For the material that follows, list every line containing the word "this".
**** EXERCISE DATA ****
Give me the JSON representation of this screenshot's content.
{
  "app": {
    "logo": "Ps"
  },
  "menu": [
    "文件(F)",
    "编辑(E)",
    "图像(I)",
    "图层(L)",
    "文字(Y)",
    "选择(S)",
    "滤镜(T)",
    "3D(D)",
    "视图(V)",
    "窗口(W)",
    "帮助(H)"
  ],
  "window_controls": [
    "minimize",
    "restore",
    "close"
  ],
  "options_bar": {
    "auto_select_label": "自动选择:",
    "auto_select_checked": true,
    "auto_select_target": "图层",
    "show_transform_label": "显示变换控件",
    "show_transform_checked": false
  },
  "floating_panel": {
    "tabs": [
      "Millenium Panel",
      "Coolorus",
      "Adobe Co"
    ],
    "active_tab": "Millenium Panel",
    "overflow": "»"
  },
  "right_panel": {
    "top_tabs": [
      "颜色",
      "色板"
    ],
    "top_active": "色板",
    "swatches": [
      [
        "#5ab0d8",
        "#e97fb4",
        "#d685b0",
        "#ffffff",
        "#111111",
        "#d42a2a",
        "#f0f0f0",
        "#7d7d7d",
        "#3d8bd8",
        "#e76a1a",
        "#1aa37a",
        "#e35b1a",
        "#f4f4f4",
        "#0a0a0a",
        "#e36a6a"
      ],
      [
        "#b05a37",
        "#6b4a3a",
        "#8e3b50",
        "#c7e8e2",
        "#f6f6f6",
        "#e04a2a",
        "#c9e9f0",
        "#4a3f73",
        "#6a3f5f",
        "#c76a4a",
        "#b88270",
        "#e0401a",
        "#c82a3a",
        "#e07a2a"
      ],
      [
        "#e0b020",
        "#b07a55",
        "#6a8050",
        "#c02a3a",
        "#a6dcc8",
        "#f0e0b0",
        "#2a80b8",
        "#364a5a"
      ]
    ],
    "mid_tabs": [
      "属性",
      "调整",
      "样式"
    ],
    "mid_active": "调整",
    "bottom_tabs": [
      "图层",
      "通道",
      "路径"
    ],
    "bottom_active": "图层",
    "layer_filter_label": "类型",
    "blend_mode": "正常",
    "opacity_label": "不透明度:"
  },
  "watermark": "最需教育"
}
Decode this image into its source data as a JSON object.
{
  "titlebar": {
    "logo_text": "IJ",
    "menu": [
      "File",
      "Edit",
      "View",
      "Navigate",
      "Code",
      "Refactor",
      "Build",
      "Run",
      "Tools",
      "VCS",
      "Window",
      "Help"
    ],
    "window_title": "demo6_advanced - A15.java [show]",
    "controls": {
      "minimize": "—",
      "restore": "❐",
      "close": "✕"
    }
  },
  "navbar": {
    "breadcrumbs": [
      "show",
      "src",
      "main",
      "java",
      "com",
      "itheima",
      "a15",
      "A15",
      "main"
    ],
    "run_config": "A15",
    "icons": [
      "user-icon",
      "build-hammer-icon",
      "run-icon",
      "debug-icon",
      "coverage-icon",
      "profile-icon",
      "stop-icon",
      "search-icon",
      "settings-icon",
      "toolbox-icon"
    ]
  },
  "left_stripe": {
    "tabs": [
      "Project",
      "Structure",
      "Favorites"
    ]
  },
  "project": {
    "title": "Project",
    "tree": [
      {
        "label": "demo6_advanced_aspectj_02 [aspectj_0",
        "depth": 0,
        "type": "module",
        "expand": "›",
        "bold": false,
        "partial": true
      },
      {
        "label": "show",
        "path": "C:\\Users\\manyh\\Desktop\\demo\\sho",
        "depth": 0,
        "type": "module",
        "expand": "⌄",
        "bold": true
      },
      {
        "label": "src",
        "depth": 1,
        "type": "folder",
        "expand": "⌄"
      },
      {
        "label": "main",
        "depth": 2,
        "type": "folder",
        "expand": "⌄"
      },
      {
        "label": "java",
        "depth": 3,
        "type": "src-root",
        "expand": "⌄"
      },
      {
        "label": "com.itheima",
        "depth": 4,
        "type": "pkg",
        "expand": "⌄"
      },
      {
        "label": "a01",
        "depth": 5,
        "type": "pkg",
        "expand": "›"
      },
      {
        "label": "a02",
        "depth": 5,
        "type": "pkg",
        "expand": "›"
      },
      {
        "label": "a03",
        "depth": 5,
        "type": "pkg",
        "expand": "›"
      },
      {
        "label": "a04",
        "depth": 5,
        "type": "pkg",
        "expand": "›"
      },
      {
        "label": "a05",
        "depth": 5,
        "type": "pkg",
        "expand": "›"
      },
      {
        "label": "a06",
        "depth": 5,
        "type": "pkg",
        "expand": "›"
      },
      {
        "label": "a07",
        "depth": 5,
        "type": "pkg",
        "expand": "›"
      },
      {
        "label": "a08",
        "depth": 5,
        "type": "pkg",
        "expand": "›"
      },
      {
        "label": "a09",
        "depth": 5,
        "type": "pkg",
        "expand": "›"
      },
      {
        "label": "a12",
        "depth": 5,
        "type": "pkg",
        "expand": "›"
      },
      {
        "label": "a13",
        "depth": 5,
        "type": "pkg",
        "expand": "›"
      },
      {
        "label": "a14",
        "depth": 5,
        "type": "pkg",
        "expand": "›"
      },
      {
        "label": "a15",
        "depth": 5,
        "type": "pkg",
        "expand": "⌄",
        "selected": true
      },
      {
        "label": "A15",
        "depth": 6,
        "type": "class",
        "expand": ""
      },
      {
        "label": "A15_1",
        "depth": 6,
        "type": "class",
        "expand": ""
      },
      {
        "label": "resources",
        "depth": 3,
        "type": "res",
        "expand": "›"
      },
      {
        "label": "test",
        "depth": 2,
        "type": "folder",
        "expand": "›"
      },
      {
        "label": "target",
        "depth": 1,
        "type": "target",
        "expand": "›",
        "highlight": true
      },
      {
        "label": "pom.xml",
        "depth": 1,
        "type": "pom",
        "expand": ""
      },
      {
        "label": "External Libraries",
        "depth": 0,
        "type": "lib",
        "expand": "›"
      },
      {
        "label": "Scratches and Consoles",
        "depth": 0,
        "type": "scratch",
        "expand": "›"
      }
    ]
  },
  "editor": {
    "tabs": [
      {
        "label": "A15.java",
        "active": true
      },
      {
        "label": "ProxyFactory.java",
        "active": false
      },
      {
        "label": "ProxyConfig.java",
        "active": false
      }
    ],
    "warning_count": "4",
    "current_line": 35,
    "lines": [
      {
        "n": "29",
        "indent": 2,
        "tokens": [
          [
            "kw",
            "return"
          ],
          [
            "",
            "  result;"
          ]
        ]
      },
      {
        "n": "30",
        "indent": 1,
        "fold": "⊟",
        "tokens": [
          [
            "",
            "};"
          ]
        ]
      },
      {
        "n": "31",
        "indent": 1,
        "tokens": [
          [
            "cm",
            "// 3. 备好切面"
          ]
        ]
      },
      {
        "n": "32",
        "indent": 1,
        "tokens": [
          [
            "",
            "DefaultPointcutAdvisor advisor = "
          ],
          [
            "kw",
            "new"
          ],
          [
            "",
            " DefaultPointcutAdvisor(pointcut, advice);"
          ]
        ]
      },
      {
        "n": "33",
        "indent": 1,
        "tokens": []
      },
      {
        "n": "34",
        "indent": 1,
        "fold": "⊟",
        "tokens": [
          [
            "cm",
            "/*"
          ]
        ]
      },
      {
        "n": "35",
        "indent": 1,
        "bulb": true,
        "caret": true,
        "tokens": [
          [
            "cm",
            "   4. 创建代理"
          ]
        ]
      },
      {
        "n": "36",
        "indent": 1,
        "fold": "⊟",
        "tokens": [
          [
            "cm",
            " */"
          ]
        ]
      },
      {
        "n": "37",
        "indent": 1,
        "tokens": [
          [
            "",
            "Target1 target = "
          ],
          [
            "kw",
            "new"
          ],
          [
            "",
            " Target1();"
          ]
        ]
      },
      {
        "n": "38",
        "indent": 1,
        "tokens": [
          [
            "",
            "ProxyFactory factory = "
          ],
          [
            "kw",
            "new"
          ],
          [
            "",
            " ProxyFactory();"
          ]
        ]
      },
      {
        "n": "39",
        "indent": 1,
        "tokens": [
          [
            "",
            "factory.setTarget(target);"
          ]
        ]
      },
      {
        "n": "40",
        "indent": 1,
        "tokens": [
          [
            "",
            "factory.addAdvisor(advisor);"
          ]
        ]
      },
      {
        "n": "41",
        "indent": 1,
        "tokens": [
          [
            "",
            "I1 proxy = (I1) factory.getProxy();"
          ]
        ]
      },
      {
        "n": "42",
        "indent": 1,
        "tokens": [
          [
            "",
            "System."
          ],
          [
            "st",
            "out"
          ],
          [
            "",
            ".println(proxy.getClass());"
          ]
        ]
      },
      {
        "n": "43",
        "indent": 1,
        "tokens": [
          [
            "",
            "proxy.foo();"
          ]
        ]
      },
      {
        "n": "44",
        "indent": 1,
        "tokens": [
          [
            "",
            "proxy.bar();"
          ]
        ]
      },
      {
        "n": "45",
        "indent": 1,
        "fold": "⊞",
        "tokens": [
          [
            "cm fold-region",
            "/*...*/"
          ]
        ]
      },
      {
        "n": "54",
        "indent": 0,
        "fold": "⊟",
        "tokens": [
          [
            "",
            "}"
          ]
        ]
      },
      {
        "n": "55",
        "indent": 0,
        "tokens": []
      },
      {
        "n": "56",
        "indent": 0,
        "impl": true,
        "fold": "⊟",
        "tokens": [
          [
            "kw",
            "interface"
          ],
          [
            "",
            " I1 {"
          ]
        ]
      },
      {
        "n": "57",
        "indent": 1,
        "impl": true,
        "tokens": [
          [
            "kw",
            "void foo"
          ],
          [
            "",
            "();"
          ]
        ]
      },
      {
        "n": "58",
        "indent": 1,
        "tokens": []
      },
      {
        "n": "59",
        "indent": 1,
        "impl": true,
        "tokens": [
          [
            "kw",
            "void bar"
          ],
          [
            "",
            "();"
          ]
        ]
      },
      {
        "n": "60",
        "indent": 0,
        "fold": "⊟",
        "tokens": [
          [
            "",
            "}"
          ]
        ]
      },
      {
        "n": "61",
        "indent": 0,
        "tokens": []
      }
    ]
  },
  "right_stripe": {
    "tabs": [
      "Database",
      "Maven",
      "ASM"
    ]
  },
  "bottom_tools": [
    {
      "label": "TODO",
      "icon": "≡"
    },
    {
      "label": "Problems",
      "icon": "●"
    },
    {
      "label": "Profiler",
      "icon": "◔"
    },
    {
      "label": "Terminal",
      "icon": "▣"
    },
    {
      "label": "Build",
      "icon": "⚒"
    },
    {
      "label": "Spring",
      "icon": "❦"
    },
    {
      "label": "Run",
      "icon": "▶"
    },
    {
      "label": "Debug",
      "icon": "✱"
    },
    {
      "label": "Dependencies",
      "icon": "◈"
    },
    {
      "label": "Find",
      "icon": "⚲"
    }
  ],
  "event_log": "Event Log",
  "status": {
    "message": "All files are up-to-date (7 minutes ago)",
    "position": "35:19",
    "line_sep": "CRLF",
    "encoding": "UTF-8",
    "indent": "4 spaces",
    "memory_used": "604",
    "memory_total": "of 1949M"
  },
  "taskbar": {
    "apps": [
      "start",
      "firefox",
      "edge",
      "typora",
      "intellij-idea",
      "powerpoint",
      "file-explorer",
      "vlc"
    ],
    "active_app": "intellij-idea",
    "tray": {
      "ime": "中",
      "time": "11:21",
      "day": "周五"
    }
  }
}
****
WRITTEN SOLUTION:
Give me the JSON representation of this screenshot's content.
Decode this image into its source data as a JSON object.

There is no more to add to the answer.